Figure contents as structured data:
* begin *
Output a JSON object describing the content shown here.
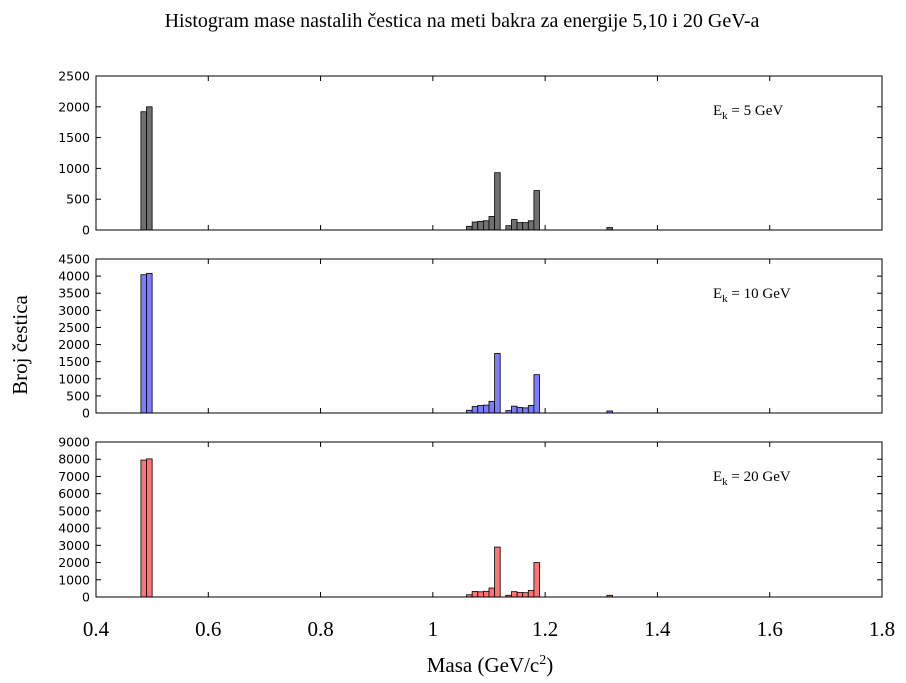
{
  "chart_data": {
    "type": "bar",
    "title": "Histogram mase nastalih čestica na meti bakra za energije 5,10 i 20 GeV-a",
    "xlabel": "Masa (GeV/c²)",
    "xlabel_base": "Masa (GeV/c",
    "xlabel_sup": "2",
    "xlabel_close": ")",
    "ylabel": "Broj čestica",
    "xlim": [
      0.4,
      1.8
    ],
    "xticks": [
      0.4,
      0.6,
      0.8,
      1,
      1.2,
      1.4,
      1.6,
      1.8
    ],
    "xtick_labels": [
      "0.4",
      "0.6",
      "0.8",
      "1",
      "1.2",
      "1.4",
      "1.6",
      "1.8"
    ],
    "bin_width": 0.01,
    "grid": false,
    "panels": [
      {
        "annotation_base": "E",
        "annotation_sub": "k",
        "annotation_rest": " = 5 GeV",
        "color": "#707070",
        "ylim": [
          0,
          2500
        ],
        "yticks": [
          0,
          500,
          1000,
          1500,
          2000,
          2500
        ],
        "bins": [
          {
            "x": 0.485,
            "y": 1920
          },
          {
            "x": 0.495,
            "y": 2000
          },
          {
            "x": 1.065,
            "y": 60
          },
          {
            "x": 1.075,
            "y": 130
          },
          {
            "x": 1.085,
            "y": 140
          },
          {
            "x": 1.095,
            "y": 150
          },
          {
            "x": 1.105,
            "y": 220
          },
          {
            "x": 1.115,
            "y": 930
          },
          {
            "x": 1.135,
            "y": 70
          },
          {
            "x": 1.145,
            "y": 170
          },
          {
            "x": 1.155,
            "y": 120
          },
          {
            "x": 1.165,
            "y": 120
          },
          {
            "x": 1.175,
            "y": 150
          },
          {
            "x": 1.185,
            "y": 640
          },
          {
            "x": 1.315,
            "y": 40
          }
        ]
      },
      {
        "annotation_base": "E",
        "annotation_sub": "k",
        "annotation_rest": " = 10 GeV",
        "color": "#7d7dff",
        "ylim": [
          0,
          4500
        ],
        "yticks": [
          0,
          500,
          1000,
          1500,
          2000,
          2500,
          3000,
          3500,
          4000,
          4500
        ],
        "bins": [
          {
            "x": 0.485,
            "y": 4040
          },
          {
            "x": 0.495,
            "y": 4080
          },
          {
            "x": 1.065,
            "y": 80
          },
          {
            "x": 1.075,
            "y": 190
          },
          {
            "x": 1.085,
            "y": 220
          },
          {
            "x": 1.095,
            "y": 230
          },
          {
            "x": 1.105,
            "y": 340
          },
          {
            "x": 1.115,
            "y": 1740
          },
          {
            "x": 1.135,
            "y": 70
          },
          {
            "x": 1.145,
            "y": 200
          },
          {
            "x": 1.155,
            "y": 160
          },
          {
            "x": 1.165,
            "y": 150
          },
          {
            "x": 1.175,
            "y": 220
          },
          {
            "x": 1.185,
            "y": 1120
          },
          {
            "x": 1.315,
            "y": 60
          }
        ]
      },
      {
        "annotation_base": "E",
        "annotation_sub": "k",
        "annotation_rest": " = 20 GeV",
        "color": "#ff7474",
        "ylim": [
          0,
          9000
        ],
        "yticks": [
          0,
          1000,
          2000,
          3000,
          4000,
          5000,
          6000,
          7000,
          8000,
          9000
        ],
        "bins": [
          {
            "x": 0.485,
            "y": 7950
          },
          {
            "x": 0.495,
            "y": 8020
          },
          {
            "x": 1.065,
            "y": 130
          },
          {
            "x": 1.075,
            "y": 320
          },
          {
            "x": 1.085,
            "y": 300
          },
          {
            "x": 1.095,
            "y": 330
          },
          {
            "x": 1.105,
            "y": 520
          },
          {
            "x": 1.115,
            "y": 2900
          },
          {
            "x": 1.135,
            "y": 100
          },
          {
            "x": 1.145,
            "y": 310
          },
          {
            "x": 1.155,
            "y": 260
          },
          {
            "x": 1.165,
            "y": 250
          },
          {
            "x": 1.175,
            "y": 380
          },
          {
            "x": 1.185,
            "y": 2000
          },
          {
            "x": 1.315,
            "y": 100
          }
        ]
      }
    ]
  }
}
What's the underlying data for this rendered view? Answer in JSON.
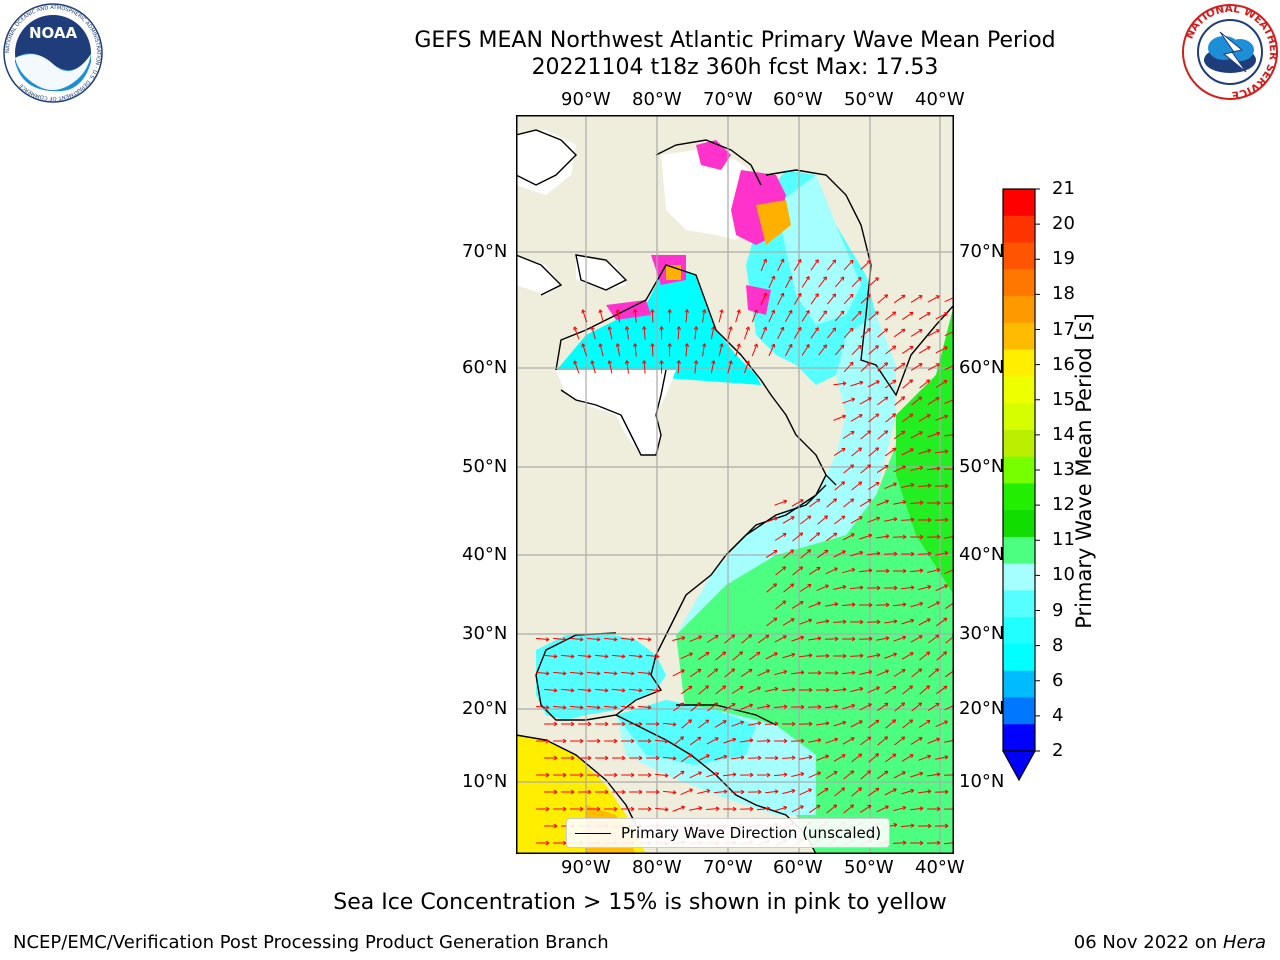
{
  "header": {
    "title_line1": "GEFS MEAN Northwest Atlantic Primary Wave Mean Period",
    "title_line2": "20221104 t18z 360h fcst   Max: 17.53"
  },
  "logos": {
    "left": {
      "name": "NOAA",
      "ring_text": "NATIONAL OCEANIC AND ATMOSPHERIC ADMINISTRATION · U.S. DEPARTMENT OF COMMERCE"
    },
    "right": {
      "ring_text": "NATIONAL WEATHER SERVICE"
    }
  },
  "map": {
    "lon_labels": [
      "90°W",
      "80°W",
      "70°W",
      "60°W",
      "50°W",
      "40°W"
    ],
    "lat_labels": [
      "70°N",
      "60°N",
      "50°N",
      "40°N",
      "30°N",
      "20°N",
      "10°N"
    ],
    "legend_label": "Primary Wave Direction (unscaled)",
    "colors": {
      "land": "#efeddb",
      "ice_free_land": "#ffffff",
      "cyan": "#00ffff",
      "light_cyan": "#a6ffff",
      "green": "#4dff80",
      "bright_green": "#1aea1a",
      "yellow": "#ffee00",
      "orange": "#ffb000",
      "pink": "#ff33cc",
      "arrow": "#ff0000"
    }
  },
  "colorbar": {
    "label": "Primary Wave Mean Period [s]",
    "ticks": [
      "21",
      "20",
      "19",
      "18",
      "17",
      "16",
      "15",
      "14",
      "13",
      "12",
      "11",
      "10",
      "9",
      "8",
      "6",
      "4",
      "2"
    ],
    "colors": [
      "#ff0000",
      "#ff3300",
      "#ff5500",
      "#ff7700",
      "#ff9900",
      "#ffbb00",
      "#ffee00",
      "#eeff00",
      "#d5ff00",
      "#bbee00",
      "#77ff00",
      "#22ee00",
      "#11dd00",
      "#4dff80",
      "#a6ffff",
      "#55ffff",
      "#22ffff",
      "#00ffff",
      "#00bbff",
      "#0077ff",
      "#0000ff"
    ]
  },
  "notes": {
    "sea_ice": "Sea Ice Concentration > 15% is shown in pink to yellow"
  },
  "footer": {
    "left": "NCEP/EMC/Verification Post Processing Product Generation Branch",
    "date": "06 Nov 2022 on ",
    "host": "Hera"
  }
}
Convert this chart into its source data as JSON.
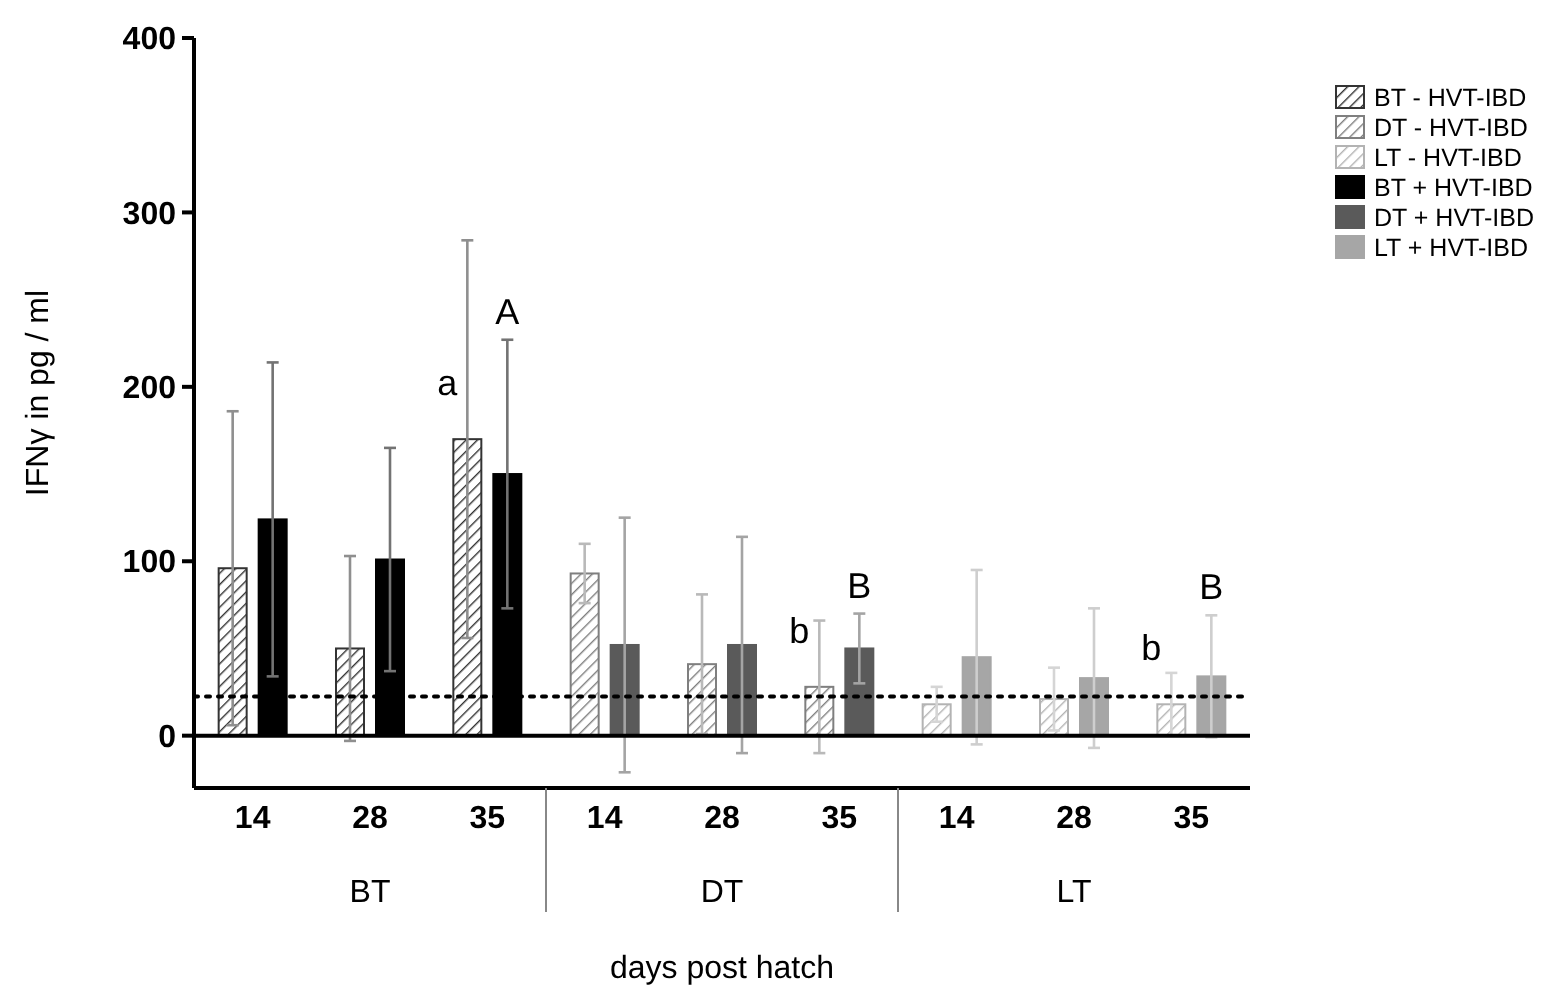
{
  "chart_data": {
    "type": "bar",
    "xlabel": "days post hatch",
    "ylabel": "IFNγ in pg / ml",
    "categories": [
      "14",
      "28",
      "35",
      "14",
      "28",
      "35",
      "14",
      "28",
      "35"
    ],
    "series": [
      {
        "name": "BT - HVT-IBD",
        "color": "#333333",
        "values": [
          96,
          50,
          170,
          null,
          null,
          null,
          null,
          null,
          null
        ],
        "errors": [
          90,
          53,
          114,
          null,
          null,
          null,
          null,
          null,
          null
        ]
      },
      {
        "name": "DT - HVT-IBD",
        "color": "#7f7f7f",
        "values": [
          null,
          null,
          null,
          93,
          41,
          28,
          null,
          null,
          null
        ],
        "errors": [
          null,
          null,
          null,
          17,
          40,
          38,
          null,
          null,
          null
        ]
      },
      {
        "name": "LT - HVT-IBD",
        "color": "#b3b3b3",
        "values": [
          null,
          null,
          null,
          null,
          null,
          null,
          18,
          21,
          18
        ],
        "errors": [
          null,
          null,
          null,
          null,
          null,
          null,
          10,
          18,
          18
        ]
      },
      {
        "name": "BT + HVT-IBD",
        "color": "#000000",
        "values": [
          124,
          101,
          150,
          null,
          null,
          null,
          null,
          null,
          null
        ],
        "errors": [
          90,
          64,
          77,
          null,
          null,
          null,
          null,
          null,
          null
        ]
      },
      {
        "name": "DT + HVT-IBD",
        "color": "#5a5a5a",
        "values": [
          null,
          null,
          null,
          52,
          52,
          50,
          null,
          null,
          null
        ],
        "errors": [
          null,
          null,
          null,
          73,
          62,
          20,
          null,
          null,
          null
        ]
      },
      {
        "name": "LT + HVT-IBD",
        "color": "#a6a6a6",
        "values": [
          null,
          null,
          null,
          null,
          null,
          null,
          45,
          33,
          34
        ],
        "errors": [
          null,
          null,
          null,
          null,
          null,
          null,
          50,
          40,
          35
        ]
      }
    ],
    "ylim": [
      -30,
      400
    ],
    "yticks": [
      0,
      100,
      200,
      300,
      400
    ],
    "ref_lines": [
      {
        "axis": "y",
        "value": 22.5,
        "line_style": "dotted",
        "color": "#000000"
      }
    ],
    "annotations": [
      "BT",
      "DT",
      "LT",
      "a",
      "A",
      "b",
      "B",
      "b",
      "B"
    ],
    "legend": "top right"
  }
}
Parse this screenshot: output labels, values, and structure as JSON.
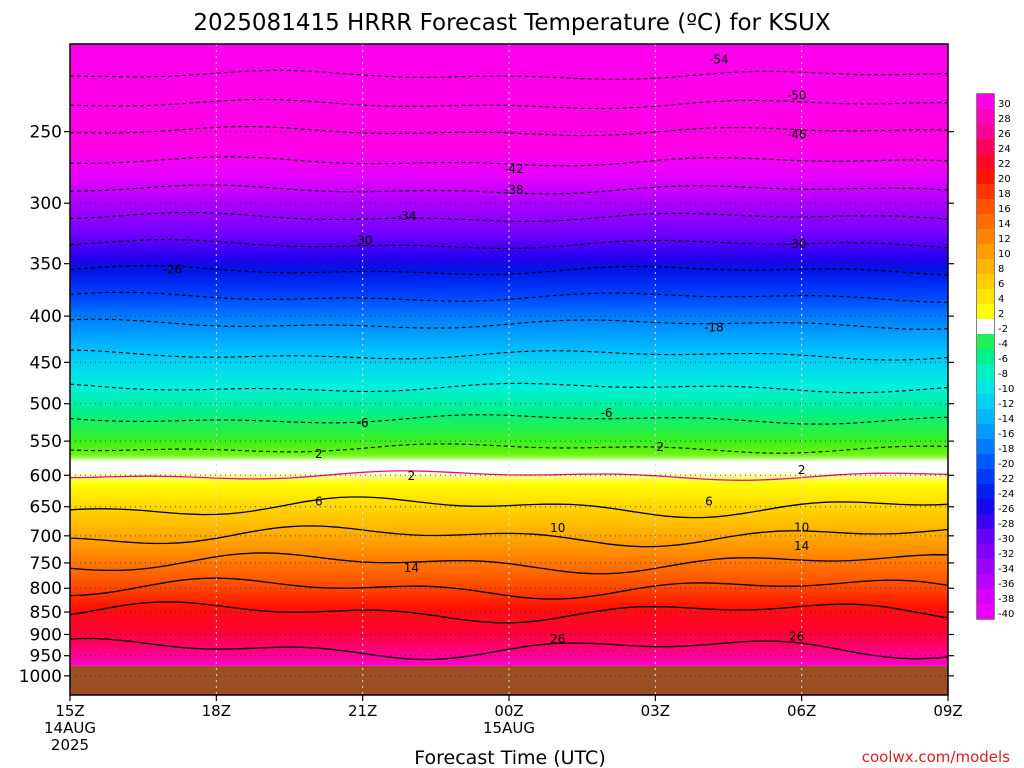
* end *
Exercise task:
Search the lines for the word "Masa" and report how many contain it, by number only.

Final result:
2